■ WHAT YOU SHOULD DO
How many lines in the entries below contain "n通用驱动"? Answer with the number only.

■ MATERIAL FOR THIS TASK
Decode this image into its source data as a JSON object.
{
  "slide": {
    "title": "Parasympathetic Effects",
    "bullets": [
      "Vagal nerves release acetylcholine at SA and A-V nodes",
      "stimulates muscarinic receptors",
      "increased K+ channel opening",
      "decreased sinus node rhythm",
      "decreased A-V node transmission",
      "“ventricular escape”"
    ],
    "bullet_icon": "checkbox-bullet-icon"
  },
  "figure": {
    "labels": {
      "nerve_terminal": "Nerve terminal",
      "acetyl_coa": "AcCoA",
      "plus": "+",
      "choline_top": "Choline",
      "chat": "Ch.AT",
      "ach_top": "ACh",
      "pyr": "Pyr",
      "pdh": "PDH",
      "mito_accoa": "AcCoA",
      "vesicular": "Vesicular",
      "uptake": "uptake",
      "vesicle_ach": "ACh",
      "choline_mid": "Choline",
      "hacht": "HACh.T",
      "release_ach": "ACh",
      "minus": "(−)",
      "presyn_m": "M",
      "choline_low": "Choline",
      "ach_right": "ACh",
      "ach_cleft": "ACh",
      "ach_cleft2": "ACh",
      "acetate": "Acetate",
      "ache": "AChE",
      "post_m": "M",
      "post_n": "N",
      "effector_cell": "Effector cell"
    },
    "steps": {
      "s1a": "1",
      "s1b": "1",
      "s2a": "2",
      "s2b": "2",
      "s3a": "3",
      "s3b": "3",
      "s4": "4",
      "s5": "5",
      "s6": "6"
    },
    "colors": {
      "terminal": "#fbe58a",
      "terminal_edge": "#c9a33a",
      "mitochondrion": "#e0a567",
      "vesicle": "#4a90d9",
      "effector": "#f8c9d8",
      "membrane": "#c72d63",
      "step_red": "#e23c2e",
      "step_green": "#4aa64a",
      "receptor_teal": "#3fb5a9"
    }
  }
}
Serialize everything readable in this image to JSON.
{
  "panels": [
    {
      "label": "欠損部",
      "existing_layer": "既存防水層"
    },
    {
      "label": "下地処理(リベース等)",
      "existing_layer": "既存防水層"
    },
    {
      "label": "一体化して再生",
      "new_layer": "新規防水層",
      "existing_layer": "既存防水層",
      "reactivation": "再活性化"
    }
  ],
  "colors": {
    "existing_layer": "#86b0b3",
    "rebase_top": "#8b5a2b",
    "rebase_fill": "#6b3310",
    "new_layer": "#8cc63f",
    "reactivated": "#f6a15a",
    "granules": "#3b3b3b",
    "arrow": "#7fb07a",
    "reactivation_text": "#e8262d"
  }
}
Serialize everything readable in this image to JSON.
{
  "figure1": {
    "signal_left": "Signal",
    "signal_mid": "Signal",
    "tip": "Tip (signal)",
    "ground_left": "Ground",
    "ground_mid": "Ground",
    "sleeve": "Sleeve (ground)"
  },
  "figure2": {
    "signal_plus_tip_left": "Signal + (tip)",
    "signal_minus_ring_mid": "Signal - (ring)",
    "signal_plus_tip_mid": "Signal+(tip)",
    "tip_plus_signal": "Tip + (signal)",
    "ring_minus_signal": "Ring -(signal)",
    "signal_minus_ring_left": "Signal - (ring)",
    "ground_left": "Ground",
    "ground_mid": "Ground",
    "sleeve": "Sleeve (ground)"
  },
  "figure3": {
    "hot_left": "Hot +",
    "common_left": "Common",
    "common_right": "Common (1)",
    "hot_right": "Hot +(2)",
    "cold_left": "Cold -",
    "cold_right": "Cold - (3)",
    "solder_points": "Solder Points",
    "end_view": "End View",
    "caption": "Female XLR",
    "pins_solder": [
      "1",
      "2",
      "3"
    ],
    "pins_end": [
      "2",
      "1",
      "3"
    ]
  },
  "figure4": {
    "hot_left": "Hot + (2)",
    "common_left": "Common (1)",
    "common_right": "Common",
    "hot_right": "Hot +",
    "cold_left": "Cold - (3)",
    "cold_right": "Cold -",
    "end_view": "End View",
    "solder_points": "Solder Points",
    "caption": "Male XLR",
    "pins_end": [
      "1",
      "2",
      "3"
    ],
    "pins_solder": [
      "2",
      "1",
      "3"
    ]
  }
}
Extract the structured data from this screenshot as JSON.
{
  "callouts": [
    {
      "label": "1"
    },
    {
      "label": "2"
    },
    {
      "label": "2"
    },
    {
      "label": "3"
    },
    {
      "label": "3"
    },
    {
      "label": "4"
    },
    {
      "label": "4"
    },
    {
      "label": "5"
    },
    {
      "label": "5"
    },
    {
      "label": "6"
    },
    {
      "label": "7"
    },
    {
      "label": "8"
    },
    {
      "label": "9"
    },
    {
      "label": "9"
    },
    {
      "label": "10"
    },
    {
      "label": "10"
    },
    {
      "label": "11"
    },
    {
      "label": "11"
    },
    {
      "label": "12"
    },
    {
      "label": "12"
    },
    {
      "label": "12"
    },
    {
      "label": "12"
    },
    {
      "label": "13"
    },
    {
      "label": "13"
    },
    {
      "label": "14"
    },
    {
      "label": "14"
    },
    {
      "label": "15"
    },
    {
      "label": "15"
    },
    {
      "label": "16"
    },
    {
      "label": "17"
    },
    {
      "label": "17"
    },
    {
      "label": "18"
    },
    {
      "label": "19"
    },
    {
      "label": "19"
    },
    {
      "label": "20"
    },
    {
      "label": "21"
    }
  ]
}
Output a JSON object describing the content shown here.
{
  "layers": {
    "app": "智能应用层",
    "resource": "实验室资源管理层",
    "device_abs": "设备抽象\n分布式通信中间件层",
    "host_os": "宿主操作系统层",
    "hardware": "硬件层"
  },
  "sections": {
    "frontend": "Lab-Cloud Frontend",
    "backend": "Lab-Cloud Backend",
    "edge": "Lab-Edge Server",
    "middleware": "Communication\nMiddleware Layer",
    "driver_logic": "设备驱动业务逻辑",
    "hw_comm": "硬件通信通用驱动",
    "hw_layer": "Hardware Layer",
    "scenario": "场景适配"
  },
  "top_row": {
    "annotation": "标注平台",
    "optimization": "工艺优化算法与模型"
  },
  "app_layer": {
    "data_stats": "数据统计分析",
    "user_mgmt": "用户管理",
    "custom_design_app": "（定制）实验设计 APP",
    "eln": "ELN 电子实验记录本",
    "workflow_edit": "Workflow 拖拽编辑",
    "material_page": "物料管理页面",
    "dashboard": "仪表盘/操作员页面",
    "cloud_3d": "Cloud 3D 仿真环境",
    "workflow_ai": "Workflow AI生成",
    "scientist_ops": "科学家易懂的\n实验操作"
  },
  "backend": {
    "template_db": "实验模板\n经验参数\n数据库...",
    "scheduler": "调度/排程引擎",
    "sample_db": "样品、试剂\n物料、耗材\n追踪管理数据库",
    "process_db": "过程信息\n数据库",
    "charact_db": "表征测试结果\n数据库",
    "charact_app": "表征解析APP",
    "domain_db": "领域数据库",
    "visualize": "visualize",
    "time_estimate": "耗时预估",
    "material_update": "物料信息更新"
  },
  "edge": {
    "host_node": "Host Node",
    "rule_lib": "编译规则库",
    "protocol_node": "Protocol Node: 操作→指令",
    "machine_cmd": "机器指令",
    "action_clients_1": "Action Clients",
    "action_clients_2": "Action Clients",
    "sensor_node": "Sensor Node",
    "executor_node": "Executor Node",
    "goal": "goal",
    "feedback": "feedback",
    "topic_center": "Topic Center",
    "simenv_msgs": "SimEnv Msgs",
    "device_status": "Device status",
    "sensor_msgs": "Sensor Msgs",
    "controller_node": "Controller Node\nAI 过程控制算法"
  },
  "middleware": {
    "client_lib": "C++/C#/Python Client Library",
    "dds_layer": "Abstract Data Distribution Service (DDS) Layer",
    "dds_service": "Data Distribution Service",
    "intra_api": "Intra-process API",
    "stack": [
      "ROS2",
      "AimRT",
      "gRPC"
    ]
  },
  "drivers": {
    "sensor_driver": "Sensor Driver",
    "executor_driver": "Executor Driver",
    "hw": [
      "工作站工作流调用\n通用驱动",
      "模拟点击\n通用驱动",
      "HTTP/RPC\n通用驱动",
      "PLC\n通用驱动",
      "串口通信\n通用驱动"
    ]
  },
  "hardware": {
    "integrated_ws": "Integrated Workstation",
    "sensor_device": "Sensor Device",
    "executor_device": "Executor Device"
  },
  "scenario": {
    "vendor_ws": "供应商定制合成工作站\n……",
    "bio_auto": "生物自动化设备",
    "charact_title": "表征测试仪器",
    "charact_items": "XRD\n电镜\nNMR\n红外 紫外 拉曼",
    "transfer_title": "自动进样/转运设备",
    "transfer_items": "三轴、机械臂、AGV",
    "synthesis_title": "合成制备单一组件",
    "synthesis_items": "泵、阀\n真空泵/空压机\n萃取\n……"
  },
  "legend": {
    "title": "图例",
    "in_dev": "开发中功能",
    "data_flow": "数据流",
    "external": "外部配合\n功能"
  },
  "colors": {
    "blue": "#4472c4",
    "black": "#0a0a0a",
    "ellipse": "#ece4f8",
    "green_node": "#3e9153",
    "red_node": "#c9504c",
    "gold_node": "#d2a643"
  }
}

■ RESULT
5